Could you write out the records below exactly as they appear, leaving out any pictures?

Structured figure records
____________________
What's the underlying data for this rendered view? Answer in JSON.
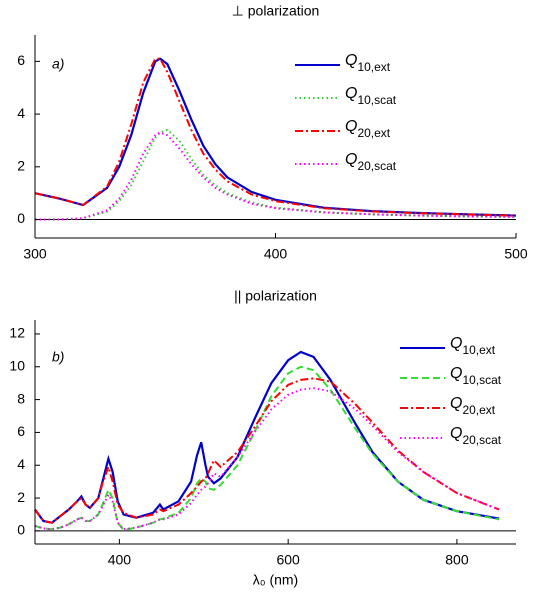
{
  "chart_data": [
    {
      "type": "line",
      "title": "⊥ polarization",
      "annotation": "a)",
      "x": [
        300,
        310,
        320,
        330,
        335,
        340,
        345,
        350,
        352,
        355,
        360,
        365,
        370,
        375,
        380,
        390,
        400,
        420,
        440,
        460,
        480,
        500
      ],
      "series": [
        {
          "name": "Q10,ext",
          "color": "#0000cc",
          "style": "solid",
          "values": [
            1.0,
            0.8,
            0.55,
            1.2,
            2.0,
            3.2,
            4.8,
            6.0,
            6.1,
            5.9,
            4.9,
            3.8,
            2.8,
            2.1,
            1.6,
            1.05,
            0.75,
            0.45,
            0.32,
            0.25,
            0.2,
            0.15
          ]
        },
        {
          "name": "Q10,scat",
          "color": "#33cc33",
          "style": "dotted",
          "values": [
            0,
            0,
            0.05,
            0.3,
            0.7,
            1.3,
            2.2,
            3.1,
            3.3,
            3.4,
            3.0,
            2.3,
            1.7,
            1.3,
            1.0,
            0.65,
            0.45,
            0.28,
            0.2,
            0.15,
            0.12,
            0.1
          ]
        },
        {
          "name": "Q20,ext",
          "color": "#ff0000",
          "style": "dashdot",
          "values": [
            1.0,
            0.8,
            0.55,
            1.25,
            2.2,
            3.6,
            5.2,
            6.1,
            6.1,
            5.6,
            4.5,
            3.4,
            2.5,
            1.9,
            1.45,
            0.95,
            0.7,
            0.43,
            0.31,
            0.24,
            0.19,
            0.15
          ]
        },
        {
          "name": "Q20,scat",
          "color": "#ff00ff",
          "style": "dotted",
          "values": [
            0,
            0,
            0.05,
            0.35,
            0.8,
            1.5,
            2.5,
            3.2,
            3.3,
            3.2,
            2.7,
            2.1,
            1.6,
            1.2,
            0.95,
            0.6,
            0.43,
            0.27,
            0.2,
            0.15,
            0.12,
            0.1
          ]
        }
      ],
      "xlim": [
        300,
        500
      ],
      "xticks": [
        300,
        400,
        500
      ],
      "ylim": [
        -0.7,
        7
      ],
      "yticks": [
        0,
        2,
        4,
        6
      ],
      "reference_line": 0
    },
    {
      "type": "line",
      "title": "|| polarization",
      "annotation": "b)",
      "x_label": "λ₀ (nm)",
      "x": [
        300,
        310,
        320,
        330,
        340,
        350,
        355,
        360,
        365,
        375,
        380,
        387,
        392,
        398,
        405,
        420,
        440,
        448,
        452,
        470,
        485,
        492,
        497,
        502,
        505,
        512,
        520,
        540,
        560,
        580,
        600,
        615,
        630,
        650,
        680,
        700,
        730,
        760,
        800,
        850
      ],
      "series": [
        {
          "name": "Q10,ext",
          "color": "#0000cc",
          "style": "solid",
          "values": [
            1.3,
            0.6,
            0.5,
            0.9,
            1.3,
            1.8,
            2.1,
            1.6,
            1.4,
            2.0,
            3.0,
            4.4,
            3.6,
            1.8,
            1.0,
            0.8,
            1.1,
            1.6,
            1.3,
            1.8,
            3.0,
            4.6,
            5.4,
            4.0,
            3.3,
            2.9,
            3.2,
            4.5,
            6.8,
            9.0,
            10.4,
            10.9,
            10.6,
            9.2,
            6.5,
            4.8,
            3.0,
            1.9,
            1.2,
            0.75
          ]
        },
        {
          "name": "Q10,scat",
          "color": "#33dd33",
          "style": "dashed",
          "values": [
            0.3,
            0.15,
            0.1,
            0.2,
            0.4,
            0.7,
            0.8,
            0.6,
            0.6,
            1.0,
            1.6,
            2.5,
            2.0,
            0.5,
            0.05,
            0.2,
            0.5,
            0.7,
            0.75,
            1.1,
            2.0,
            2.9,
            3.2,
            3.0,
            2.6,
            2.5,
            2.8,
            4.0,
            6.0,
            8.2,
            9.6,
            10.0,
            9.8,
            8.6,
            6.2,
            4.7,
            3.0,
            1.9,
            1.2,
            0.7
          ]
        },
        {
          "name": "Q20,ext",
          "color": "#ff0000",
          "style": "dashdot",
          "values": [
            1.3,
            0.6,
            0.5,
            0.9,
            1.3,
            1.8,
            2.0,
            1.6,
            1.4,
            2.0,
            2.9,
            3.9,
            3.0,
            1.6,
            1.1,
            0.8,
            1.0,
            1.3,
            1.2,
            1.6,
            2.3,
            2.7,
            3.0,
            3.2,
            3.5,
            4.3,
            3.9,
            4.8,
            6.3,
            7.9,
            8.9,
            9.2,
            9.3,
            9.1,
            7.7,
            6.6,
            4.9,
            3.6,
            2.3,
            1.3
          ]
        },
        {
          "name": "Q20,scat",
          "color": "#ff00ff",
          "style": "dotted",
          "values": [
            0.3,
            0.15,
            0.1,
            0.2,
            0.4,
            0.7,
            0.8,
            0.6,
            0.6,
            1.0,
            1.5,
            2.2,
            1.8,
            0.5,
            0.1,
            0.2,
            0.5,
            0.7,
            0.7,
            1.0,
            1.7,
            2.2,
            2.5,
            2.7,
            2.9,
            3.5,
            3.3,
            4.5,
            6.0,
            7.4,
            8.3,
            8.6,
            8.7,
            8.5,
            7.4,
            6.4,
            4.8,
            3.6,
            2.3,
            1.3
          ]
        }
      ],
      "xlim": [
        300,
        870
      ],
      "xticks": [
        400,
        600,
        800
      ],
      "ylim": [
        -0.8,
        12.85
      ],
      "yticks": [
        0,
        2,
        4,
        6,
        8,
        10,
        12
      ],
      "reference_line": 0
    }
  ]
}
____________________
§ **TASK RESULT**:
What's the underlying data for this rendered view? Answer in JSON.
{
  "chart_data": [
    {
      "type": "line",
      "title": "⊥ polarization",
      "annotation": "a)",
      "x": [
        300,
        310,
        320,
        330,
        335,
        340,
        345,
        350,
        352,
        355,
        360,
        365,
        370,
        375,
        380,
        390,
        400,
        420,
        440,
        460,
        480,
        500
      ],
      "series": [
        {
          "name": "Q10,ext",
          "color": "#0000cc",
          "style": "solid",
          "values": [
            1.0,
            0.8,
            0.55,
            1.2,
            2.0,
            3.2,
            4.8,
            6.0,
            6.1,
            5.9,
            4.9,
            3.8,
            2.8,
            2.1,
            1.6,
            1.05,
            0.75,
            0.45,
            0.32,
            0.25,
            0.2,
            0.15
          ]
        },
        {
          "name": "Q10,scat",
          "color": "#33cc33",
          "style": "dotted",
          "values": [
            0,
            0,
            0.05,
            0.3,
            0.7,
            1.3,
            2.2,
            3.1,
            3.3,
            3.4,
            3.0,
            2.3,
            1.7,
            1.3,
            1.0,
            0.65,
            0.45,
            0.28,
            0.2,
            0.15,
            0.12,
            0.1
          ]
        },
        {
          "name": "Q20,ext",
          "color": "#ff0000",
          "style": "dashdot",
          "values": [
            1.0,
            0.8,
            0.55,
            1.25,
            2.2,
            3.6,
            5.2,
            6.1,
            6.1,
            5.6,
            4.5,
            3.4,
            2.5,
            1.9,
            1.45,
            0.95,
            0.7,
            0.43,
            0.31,
            0.24,
            0.19,
            0.15
          ]
        },
        {
          "name": "Q20,scat",
          "color": "#ff00ff",
          "style": "dotted",
          "values": [
            0,
            0,
            0.05,
            0.35,
            0.8,
            1.5,
            2.5,
            3.2,
            3.3,
            3.2,
            2.7,
            2.1,
            1.6,
            1.2,
            0.95,
            0.6,
            0.43,
            0.27,
            0.2,
            0.15,
            0.12,
            0.1
          ]
        }
      ],
      "xlim": [
        300,
        500
      ],
      "xticks": [
        300,
        400,
        500
      ],
      "ylim": [
        -0.7,
        7
      ],
      "yticks": [
        0,
        2,
        4,
        6
      ],
      "reference_line": 0
    },
    {
      "type": "line",
      "title": "|| polarization",
      "annotation": "b)",
      "x_label": "λ₀ (nm)",
      "x": [
        300,
        310,
        320,
        330,
        340,
        350,
        355,
        360,
        365,
        375,
        380,
        387,
        392,
        398,
        405,
        420,
        440,
        448,
        452,
        470,
        485,
        492,
        497,
        502,
        505,
        512,
        520,
        540,
        560,
        580,
        600,
        615,
        630,
        650,
        680,
        700,
        730,
        760,
        800,
        850
      ],
      "series": [
        {
          "name": "Q10,ext",
          "color": "#0000cc",
          "style": "solid",
          "values": [
            1.3,
            0.6,
            0.5,
            0.9,
            1.3,
            1.8,
            2.1,
            1.6,
            1.4,
            2.0,
            3.0,
            4.4,
            3.6,
            1.8,
            1.0,
            0.8,
            1.1,
            1.6,
            1.3,
            1.8,
            3.0,
            4.6,
            5.4,
            4.0,
            3.3,
            2.9,
            3.2,
            4.5,
            6.8,
            9.0,
            10.4,
            10.9,
            10.6,
            9.2,
            6.5,
            4.8,
            3.0,
            1.9,
            1.2,
            0.75
          ]
        },
        {
          "name": "Q10,scat",
          "color": "#33dd33",
          "style": "dashed",
          "values": [
            0.3,
            0.15,
            0.1,
            0.2,
            0.4,
            0.7,
            0.8,
            0.6,
            0.6,
            1.0,
            1.6,
            2.5,
            2.0,
            0.5,
            0.05,
            0.2,
            0.5,
            0.7,
            0.75,
            1.1,
            2.0,
            2.9,
            3.2,
            3.0,
            2.6,
            2.5,
            2.8,
            4.0,
            6.0,
            8.2,
            9.6,
            10.0,
            9.8,
            8.6,
            6.2,
            4.7,
            3.0,
            1.9,
            1.2,
            0.7
          ]
        },
        {
          "name": "Q20,ext",
          "color": "#ff0000",
          "style": "dashdot",
          "values": [
            1.3,
            0.6,
            0.5,
            0.9,
            1.3,
            1.8,
            2.0,
            1.6,
            1.4,
            2.0,
            2.9,
            3.9,
            3.0,
            1.6,
            1.1,
            0.8,
            1.0,
            1.3,
            1.2,
            1.6,
            2.3,
            2.7,
            3.0,
            3.2,
            3.5,
            4.3,
            3.9,
            4.8,
            6.3,
            7.9,
            8.9,
            9.2,
            9.3,
            9.1,
            7.7,
            6.6,
            4.9,
            3.6,
            2.3,
            1.3
          ]
        },
        {
          "name": "Q20,scat",
          "color": "#ff00ff",
          "style": "dotted",
          "values": [
            0.3,
            0.15,
            0.1,
            0.2,
            0.4,
            0.7,
            0.8,
            0.6,
            0.6,
            1.0,
            1.5,
            2.2,
            1.8,
            0.5,
            0.1,
            0.2,
            0.5,
            0.7,
            0.7,
            1.0,
            1.7,
            2.2,
            2.5,
            2.7,
            2.9,
            3.5,
            3.3,
            4.5,
            6.0,
            7.4,
            8.3,
            8.6,
            8.7,
            8.5,
            7.4,
            6.4,
            4.8,
            3.6,
            2.3,
            1.3
          ]
        }
      ],
      "xlim": [
        300,
        870
      ],
      "xticks": [
        400,
        600,
        800
      ],
      "ylim": [
        -0.8,
        12.85
      ],
      "yticks": [
        0,
        2,
        4,
        6,
        8,
        10,
        12
      ],
      "reference_line": 0
    }
  ]
}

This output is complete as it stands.